--- Instruction ---
Return the listing below word for word.

--- Provided data ---
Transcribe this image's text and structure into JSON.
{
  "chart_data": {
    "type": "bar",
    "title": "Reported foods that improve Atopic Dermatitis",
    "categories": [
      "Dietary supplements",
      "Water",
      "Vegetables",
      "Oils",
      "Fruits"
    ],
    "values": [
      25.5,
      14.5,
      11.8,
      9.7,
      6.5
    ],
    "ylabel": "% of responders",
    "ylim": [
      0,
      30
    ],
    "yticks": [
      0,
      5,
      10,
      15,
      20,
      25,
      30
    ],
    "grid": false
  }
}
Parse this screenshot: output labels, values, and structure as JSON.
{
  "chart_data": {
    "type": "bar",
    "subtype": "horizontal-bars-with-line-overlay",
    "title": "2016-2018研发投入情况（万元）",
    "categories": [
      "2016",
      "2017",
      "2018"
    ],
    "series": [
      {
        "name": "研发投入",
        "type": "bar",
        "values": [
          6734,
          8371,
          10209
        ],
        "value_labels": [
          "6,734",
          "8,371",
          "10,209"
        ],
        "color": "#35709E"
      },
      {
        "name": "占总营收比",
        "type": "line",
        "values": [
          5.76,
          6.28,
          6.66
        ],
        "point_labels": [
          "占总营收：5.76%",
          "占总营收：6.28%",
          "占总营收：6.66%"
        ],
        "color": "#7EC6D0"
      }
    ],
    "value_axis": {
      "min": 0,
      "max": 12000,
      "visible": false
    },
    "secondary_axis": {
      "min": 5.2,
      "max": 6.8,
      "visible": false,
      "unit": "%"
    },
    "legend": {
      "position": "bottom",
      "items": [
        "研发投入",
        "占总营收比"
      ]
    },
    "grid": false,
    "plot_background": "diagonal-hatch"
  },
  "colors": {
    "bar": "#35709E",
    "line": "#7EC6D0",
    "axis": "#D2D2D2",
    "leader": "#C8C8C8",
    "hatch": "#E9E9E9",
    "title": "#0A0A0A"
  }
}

--- The solution ---
Transcribe this image's text and structure into JSON.
{
  "chart_data": {
    "type": "bar",
    "title": "Reported foods that improve Atopic Dermatitis",
    "categories": [
      "Dietary supplements",
      "Water",
      "Vegetables",
      "Oils",
      "Fruits"
    ],
    "values": [
      25.5,
      14.5,
      11.8,
      9.7,
      6.5
    ],
    "ylabel": "% of responders",
    "ylim": [
      0,
      30
    ],
    "yticks": [
      0,
      5,
      10,
      15,
      20,
      25,
      30
    ],
    "grid": false
  }
}
Parse this screenshot: output labels, values, and structure as JSON.
{
  "chart_data": {
    "type": "bar",
    "subtype": "horizontal-bars-with-line-overlay",
    "title": "2016-2018研发投入情况（万元）",
    "categories": [
      "2016",
      "2017",
      "2018"
    ],
    "series": [
      {
        "name": "研发投入",
        "type": "bar",
        "values": [
          6734,
          8371,
          10209
        ],
        "value_labels": [
          "6,734",
          "8,371",
          "10,209"
        ],
        "color": "#35709E"
      },
      {
        "name": "占总营收比",
        "type": "line",
        "values": [
          5.76,
          6.28,
          6.66
        ],
        "point_labels": [
          "占总营收：5.76%",
          "占总营收：6.28%",
          "占总营收：6.66%"
        ],
        "color": "#7EC6D0"
      }
    ],
    "value_axis": {
      "min": 0,
      "max": 12000,
      "visible": false
    },
    "secondary_axis": {
      "min": 5.2,
      "max": 6.8,
      "visible": false,
      "unit": "%"
    },
    "legend": {
      "position": "bottom",
      "items": [
        "研发投入",
        "占总营收比"
      ]
    },
    "grid": false,
    "plot_background": "diagonal-hatch"
  },
  "colors": {
    "bar": "#35709E",
    "line": "#7EC6D0",
    "axis": "#D2D2D2",
    "leader": "#C8C8C8",
    "hatch": "#E9E9E9",
    "title": "#0A0A0A"
  }
}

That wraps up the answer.